> [Instructions to follow]:
Using the data below, gather each line that includes the word "thác".
★ ★ ★ ★ ★ ★ ★
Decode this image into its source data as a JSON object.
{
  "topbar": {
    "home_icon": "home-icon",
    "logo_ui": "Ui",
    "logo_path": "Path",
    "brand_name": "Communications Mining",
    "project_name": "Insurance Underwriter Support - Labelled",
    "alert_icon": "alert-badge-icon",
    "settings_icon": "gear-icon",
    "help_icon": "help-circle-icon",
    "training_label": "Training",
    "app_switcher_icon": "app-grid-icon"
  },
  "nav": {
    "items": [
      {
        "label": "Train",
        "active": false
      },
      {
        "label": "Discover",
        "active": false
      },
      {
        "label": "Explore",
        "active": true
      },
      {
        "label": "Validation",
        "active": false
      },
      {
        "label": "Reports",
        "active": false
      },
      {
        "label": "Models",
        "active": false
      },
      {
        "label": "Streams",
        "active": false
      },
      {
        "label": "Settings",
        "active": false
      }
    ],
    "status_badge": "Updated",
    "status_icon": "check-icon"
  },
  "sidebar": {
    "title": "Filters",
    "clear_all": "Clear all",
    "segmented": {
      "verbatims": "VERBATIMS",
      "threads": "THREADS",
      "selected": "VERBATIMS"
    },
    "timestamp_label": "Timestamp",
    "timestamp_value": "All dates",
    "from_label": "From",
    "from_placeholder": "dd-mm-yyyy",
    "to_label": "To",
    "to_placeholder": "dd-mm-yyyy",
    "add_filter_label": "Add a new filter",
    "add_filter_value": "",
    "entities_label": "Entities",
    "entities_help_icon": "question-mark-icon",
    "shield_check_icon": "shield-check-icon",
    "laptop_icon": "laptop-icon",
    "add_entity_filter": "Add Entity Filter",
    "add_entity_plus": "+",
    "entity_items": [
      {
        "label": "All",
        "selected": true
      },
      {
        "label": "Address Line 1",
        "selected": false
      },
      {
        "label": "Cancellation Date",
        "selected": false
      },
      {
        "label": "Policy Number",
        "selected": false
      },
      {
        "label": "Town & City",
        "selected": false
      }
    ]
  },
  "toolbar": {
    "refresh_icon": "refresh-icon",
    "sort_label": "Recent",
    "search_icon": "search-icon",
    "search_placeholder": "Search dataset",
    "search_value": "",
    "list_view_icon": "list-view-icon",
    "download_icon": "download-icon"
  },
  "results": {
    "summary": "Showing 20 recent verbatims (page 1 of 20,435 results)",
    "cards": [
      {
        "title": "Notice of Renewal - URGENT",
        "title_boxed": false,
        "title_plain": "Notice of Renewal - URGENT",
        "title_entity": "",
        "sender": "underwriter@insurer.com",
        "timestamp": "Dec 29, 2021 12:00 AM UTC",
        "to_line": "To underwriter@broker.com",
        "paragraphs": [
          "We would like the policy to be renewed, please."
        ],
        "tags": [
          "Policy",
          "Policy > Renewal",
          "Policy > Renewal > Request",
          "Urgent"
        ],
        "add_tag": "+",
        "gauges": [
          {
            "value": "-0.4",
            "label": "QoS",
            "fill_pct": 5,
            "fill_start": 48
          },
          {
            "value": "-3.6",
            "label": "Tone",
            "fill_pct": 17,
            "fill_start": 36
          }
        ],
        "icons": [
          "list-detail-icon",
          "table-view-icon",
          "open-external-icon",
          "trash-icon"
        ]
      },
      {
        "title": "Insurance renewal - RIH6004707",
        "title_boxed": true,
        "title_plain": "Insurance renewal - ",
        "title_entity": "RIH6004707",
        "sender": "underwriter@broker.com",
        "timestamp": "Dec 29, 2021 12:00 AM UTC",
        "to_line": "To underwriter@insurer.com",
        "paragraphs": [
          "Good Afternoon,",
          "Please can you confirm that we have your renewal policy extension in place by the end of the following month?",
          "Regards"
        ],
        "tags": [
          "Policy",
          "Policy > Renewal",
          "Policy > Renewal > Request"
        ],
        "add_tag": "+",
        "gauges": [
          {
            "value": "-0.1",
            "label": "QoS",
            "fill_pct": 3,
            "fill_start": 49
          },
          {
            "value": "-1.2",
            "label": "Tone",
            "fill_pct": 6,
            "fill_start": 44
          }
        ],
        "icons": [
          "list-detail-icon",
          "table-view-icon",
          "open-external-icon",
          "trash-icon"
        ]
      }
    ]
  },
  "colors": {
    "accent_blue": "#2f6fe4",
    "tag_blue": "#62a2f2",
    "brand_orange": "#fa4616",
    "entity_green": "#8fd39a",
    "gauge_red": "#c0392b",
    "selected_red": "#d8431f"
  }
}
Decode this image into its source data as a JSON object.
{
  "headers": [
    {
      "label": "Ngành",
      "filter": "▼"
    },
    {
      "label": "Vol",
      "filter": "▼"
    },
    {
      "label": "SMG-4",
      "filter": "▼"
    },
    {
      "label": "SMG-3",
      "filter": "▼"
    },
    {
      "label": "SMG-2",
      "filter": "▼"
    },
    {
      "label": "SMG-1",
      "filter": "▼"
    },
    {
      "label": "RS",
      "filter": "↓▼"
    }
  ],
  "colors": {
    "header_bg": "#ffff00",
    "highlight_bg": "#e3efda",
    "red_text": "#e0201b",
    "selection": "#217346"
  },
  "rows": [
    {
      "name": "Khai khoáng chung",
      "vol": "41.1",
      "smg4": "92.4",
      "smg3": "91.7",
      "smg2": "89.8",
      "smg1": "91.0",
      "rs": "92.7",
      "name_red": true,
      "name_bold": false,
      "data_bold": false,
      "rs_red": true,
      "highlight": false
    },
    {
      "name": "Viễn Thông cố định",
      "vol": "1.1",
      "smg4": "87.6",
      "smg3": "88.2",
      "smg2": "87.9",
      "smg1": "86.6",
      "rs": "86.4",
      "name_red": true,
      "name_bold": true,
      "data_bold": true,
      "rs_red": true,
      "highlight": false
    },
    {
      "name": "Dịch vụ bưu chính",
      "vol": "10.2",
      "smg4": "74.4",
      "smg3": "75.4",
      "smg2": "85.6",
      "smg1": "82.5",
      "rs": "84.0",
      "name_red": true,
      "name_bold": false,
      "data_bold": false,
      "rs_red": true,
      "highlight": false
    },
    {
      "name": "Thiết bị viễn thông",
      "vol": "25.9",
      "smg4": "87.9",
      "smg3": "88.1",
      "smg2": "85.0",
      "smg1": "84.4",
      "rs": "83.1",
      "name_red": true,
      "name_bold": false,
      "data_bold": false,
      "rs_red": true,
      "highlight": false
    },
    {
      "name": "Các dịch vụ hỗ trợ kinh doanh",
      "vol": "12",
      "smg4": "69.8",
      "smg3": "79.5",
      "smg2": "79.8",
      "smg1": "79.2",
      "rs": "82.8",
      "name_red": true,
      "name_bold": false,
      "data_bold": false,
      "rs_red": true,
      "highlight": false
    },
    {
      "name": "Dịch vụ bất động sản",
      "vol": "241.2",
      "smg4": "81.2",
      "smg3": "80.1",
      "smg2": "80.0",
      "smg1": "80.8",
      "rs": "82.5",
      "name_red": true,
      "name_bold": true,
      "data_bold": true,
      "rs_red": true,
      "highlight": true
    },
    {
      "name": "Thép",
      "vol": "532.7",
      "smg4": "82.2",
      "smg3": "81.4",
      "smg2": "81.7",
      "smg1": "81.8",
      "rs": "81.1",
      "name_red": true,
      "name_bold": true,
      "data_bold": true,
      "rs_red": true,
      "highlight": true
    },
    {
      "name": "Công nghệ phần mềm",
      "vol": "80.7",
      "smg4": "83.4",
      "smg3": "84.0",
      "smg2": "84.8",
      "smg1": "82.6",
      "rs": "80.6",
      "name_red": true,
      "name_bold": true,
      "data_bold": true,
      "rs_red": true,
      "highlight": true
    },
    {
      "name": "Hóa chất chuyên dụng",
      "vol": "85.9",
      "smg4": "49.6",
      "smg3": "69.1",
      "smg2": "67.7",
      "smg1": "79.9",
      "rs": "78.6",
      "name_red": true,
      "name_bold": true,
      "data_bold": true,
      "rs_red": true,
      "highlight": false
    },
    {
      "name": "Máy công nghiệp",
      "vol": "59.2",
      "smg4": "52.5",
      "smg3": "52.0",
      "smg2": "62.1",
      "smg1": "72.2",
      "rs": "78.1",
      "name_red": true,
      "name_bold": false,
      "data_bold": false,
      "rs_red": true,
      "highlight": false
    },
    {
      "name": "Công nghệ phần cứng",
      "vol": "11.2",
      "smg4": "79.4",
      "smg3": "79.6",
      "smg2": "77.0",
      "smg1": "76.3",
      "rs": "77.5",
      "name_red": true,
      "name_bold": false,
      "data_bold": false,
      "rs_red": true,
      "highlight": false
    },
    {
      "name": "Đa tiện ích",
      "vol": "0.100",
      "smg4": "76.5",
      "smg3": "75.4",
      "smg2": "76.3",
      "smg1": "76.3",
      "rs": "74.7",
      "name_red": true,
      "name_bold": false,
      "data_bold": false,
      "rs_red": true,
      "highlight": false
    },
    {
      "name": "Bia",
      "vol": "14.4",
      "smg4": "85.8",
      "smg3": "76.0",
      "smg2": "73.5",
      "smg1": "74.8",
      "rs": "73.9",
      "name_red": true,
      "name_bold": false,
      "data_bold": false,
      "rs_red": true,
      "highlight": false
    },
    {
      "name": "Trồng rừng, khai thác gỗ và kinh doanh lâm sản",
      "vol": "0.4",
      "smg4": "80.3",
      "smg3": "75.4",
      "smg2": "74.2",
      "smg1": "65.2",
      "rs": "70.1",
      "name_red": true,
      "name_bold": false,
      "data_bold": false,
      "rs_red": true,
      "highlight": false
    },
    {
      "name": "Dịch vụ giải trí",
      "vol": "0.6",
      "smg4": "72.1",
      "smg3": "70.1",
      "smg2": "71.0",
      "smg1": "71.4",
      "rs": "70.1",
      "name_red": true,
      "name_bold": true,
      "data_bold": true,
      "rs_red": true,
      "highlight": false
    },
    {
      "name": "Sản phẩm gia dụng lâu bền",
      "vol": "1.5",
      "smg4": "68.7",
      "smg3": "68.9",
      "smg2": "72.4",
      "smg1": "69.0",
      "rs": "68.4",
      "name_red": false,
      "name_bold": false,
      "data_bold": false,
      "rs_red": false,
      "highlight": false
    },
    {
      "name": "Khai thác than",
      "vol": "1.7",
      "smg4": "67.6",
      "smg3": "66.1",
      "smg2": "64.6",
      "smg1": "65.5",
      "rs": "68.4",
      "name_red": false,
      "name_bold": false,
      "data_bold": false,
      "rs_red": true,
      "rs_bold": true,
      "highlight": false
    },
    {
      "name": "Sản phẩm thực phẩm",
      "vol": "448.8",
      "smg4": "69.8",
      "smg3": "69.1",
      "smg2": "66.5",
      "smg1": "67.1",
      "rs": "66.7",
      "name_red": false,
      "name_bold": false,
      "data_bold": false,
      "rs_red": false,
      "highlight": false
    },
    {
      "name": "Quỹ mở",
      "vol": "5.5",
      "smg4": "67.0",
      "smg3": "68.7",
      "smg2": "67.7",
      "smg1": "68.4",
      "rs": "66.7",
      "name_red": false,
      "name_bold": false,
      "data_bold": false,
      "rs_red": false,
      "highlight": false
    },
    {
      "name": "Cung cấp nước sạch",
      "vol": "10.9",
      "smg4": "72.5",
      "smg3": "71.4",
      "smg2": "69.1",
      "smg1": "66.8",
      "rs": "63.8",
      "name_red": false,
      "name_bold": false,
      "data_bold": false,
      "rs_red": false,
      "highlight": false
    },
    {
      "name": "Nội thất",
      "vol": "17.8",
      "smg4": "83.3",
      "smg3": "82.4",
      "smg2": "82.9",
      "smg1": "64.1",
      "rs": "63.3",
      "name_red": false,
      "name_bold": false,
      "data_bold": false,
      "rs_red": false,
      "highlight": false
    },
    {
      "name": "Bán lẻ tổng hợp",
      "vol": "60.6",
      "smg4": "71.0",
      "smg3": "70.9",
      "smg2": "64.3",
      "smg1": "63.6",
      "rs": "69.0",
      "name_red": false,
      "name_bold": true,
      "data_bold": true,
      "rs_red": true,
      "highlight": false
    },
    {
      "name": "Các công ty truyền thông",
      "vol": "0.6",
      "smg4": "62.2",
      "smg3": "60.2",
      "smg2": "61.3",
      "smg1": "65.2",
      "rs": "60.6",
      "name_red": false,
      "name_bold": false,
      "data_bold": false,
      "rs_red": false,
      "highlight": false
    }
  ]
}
★ ★ ★ ★ ★ ★ ★
> [Result of the exercise]:
      "name": "Trồng rừng, khai thác gỗ và kinh doanh lâm sản",
      "name": "Khai thác than",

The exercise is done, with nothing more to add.